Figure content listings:
........
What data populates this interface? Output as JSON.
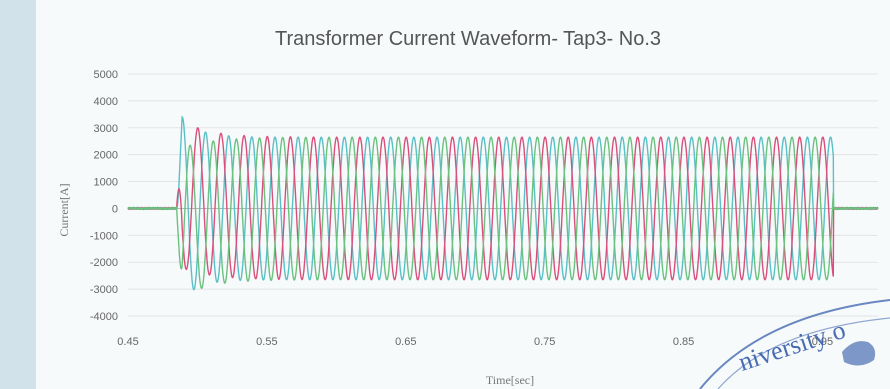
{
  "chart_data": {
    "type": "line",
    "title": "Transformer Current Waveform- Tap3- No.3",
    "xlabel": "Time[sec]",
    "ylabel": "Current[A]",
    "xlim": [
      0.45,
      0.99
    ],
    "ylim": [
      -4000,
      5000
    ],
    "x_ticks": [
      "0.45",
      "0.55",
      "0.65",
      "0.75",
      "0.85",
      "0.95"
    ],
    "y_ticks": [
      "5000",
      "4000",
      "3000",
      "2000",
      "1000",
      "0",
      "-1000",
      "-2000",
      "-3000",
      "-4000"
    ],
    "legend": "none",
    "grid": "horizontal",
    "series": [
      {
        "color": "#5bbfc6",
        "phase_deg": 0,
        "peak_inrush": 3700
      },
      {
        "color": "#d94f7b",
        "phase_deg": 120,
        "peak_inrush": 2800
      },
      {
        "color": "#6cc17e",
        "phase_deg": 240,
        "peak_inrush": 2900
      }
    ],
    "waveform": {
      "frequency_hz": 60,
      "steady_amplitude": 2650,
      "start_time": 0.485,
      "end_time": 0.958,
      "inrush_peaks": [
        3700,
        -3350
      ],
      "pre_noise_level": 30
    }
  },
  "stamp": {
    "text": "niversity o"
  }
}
........
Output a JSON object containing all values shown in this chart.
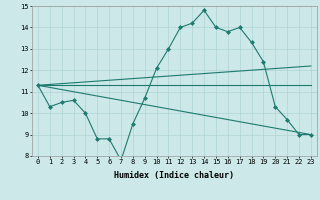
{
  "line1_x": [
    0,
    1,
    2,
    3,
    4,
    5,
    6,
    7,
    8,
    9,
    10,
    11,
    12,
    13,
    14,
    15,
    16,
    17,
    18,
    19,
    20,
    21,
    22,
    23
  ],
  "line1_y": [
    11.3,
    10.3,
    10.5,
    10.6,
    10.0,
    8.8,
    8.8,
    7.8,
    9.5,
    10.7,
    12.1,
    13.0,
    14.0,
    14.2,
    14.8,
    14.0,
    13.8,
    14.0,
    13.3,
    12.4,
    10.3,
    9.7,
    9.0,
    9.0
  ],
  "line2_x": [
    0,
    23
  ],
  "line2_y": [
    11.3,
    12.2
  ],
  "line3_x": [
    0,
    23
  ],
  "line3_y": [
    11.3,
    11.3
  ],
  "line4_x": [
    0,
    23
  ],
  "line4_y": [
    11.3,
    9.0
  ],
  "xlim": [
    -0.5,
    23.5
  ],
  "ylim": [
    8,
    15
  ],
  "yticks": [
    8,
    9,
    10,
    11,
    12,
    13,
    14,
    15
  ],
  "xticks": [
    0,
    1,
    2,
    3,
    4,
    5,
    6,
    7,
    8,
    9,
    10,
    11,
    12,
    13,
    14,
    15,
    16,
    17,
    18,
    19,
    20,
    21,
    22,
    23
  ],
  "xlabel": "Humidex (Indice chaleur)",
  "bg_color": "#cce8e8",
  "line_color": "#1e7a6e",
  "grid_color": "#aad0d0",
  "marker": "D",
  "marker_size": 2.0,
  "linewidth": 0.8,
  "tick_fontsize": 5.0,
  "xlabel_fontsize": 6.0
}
........
# What the task asks:
Count the lines that include the word "Output" and state the result as a bare number.

# Problem solution:
2